Description of the task: Return the full listing exactly as it is written.

Working data:
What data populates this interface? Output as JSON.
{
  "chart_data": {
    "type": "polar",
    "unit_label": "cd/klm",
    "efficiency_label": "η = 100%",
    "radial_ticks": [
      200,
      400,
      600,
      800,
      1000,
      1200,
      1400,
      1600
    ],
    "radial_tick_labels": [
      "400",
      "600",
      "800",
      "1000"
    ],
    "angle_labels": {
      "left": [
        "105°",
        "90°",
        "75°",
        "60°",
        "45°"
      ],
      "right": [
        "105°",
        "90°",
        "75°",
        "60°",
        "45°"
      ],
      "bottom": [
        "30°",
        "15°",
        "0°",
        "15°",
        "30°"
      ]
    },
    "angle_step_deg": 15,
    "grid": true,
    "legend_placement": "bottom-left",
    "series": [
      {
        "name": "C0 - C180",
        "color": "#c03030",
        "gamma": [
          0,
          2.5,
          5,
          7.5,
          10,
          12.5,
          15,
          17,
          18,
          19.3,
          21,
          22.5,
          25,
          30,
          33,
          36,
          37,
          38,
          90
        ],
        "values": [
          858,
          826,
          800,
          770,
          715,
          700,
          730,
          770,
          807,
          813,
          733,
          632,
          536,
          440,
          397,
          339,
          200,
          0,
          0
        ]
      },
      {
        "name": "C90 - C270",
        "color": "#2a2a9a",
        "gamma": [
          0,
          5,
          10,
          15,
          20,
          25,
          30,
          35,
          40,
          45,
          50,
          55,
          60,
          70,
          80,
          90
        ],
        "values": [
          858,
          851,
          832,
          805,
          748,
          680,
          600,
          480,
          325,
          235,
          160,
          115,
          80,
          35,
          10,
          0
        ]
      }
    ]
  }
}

Task result:
What data populates this interface? Output as JSON.
{
  "chart_data": {
    "type": "polar",
    "unit_label": "cd/klm",
    "efficiency_label": "η = 100%",
    "radial_ticks": [
      200,
      400,
      600,
      800,
      1000,
      1200,
      1400,
      1600
    ],
    "radial_tick_labels": [
      "400",
      "600",
      "800",
      "1000"
    ],
    "angle_labels": {
      "left": [
        "105°",
        "90°",
        "75°",
        "60°",
        "45°"
      ],
      "right": [
        "105°",
        "90°",
        "75°",
        "60°",
        "45°"
      ],
      "bottom": [
        "30°",
        "15°",
        "0°",
        "15°",
        "30°"
      ]
    },
    "angle_step_deg": 15,
    "grid": true,
    "legend_placement": "bottom-left",
    "series": [
      {
        "name": "C0 - C180",
        "color": "#c03030",
        "gamma": [
          0,
          2.5,
          5,
          7.5,
          10,
          12.5,
          15,
          17,
          18,
          19.3,
          21,
          22.5,
          25,
          30,
          33,
          36,
          37,
          38,
          90
        ],
        "values": [
          858,
          826,
          800,
          770,
          715,
          700,
          730,
          770,
          807,
          813,
          733,
          632,
          536,
          440,
          397,
          339,
          200,
          0,
          0
        ]
      },
      {
        "name": "C90 - C270",
        "color": "#2a2a9a",
        "gamma": [
          0,
          5,
          10,
          15,
          20,
          25,
          30,
          35,
          40,
          45,
          50,
          55,
          60,
          70,
          80,
          90
        ],
        "values": [
          858,
          851,
          832,
          805,
          748,
          680,
          600,
          480,
          325,
          235,
          160,
          115,
          80,
          35,
          10,
          0
        ]
      }
    ]
  }
}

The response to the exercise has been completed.